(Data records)
--- START ---
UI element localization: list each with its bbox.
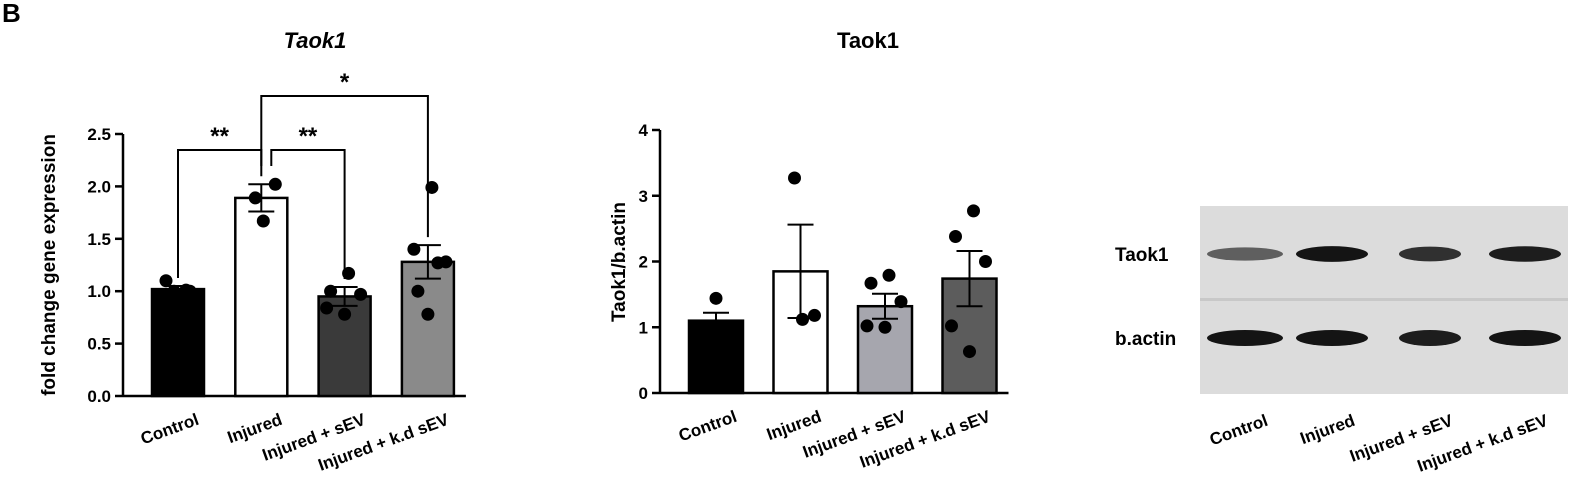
data-point — [796, 312, 809, 326]
y-tick-label: 2.5 — [87, 125, 111, 144]
y-tick-label: 0.0 — [87, 387, 111, 406]
y-tick-label: 1 — [639, 318, 648, 337]
data-point — [248, 191, 262, 205]
data-point — [963, 345, 976, 359]
blot-band — [1399, 330, 1461, 346]
y-tick-label: 0 — [639, 384, 648, 403]
x-tick-label: Control — [676, 407, 739, 446]
data-point — [320, 301, 334, 315]
chart-title: Taok1 — [284, 28, 347, 53]
significance-bracket — [260, 95, 429, 238]
blot-row-label: Taok1 — [1115, 245, 1169, 266]
data-point — [788, 171, 801, 185]
significance-label: ** — [210, 123, 229, 150]
data-point — [864, 276, 878, 290]
panel-label: B — [2, 0, 21, 28]
blot-band — [1207, 330, 1283, 346]
bar — [400, 260, 456, 398]
data-point — [949, 230, 962, 244]
data-point — [159, 274, 173, 288]
blot-band — [1296, 330, 1368, 346]
bar — [234, 196, 289, 398]
blot-band — [1296, 246, 1368, 262]
data-point — [808, 308, 821, 322]
data-point — [411, 284, 425, 298]
y-tick-label: 4 — [639, 121, 649, 140]
blot-band — [1489, 330, 1561, 346]
blot-band — [1399, 246, 1461, 262]
blot-band — [1489, 246, 1561, 262]
data-point — [439, 255, 453, 269]
data-point — [324, 284, 338, 298]
data-point — [882, 268, 896, 282]
y-axis-label: Taok1/b.actin — [609, 202, 630, 322]
chart-gene-expression: Taok1 fold change gene expression 0.0 0.5 1.… — [39, 28, 466, 475]
blot-row-label: b.actin — [1115, 329, 1176, 350]
significance-label: * — [340, 69, 350, 96]
blot-lane-label: Injured — [1298, 411, 1358, 448]
data-point — [894, 295, 908, 309]
y-tick-label: 0.5 — [87, 335, 111, 354]
blot-lane-label: Control — [1207, 411, 1270, 450]
y-tick-label: 1.0 — [87, 282, 111, 301]
data-point — [338, 307, 352, 321]
chart-title: Taok1 — [837, 28, 899, 53]
x-tick-label: Control — [138, 410, 201, 449]
bar — [150, 287, 206, 398]
data-point — [979, 255, 992, 268]
data-point — [256, 214, 270, 228]
data-point — [268, 177, 282, 191]
blot-divider — [1200, 298, 1568, 301]
y-tick-label: 2 — [639, 253, 648, 272]
y-tick-label: 3 — [639, 187, 648, 206]
data-point — [945, 319, 958, 333]
data-point — [354, 287, 368, 301]
bar — [687, 319, 745, 395]
data-point — [967, 204, 980, 218]
data-point — [860, 319, 874, 333]
y-tick-label: 1.5 — [87, 230, 111, 249]
significance-bracket — [270, 149, 346, 280]
data-point — [167, 284, 181, 298]
significance-label: ** — [299, 123, 318, 150]
data-point — [709, 291, 723, 305]
y-axis-label: fold change gene expression — [39, 134, 60, 396]
data-point — [407, 242, 421, 256]
data-point — [183, 284, 197, 298]
y-tick-label: 2.0 — [87, 177, 111, 196]
blot-band — [1207, 247, 1283, 261]
data-point — [878, 320, 892, 334]
data-point — [421, 307, 435, 321]
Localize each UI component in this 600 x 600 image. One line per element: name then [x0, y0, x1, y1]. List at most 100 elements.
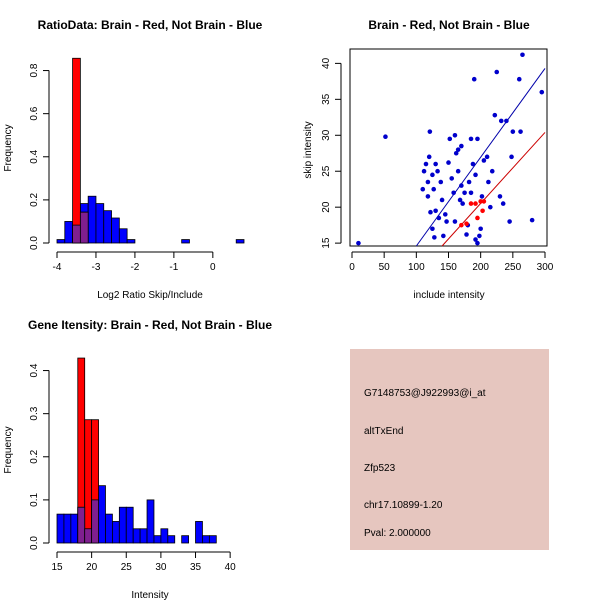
--- END ---
> [ABOUT THIS TASK]
Gather up, from the records above, each line where the word "expression" appears.

> [TASK SOLUTION]
chart-gene-expression: Taok1 fold change gene expression 0.0 0.5 1.… — [39, 28, 466, 475]
y-axis-label: fold change gene expression — [39, 134, 60, 396]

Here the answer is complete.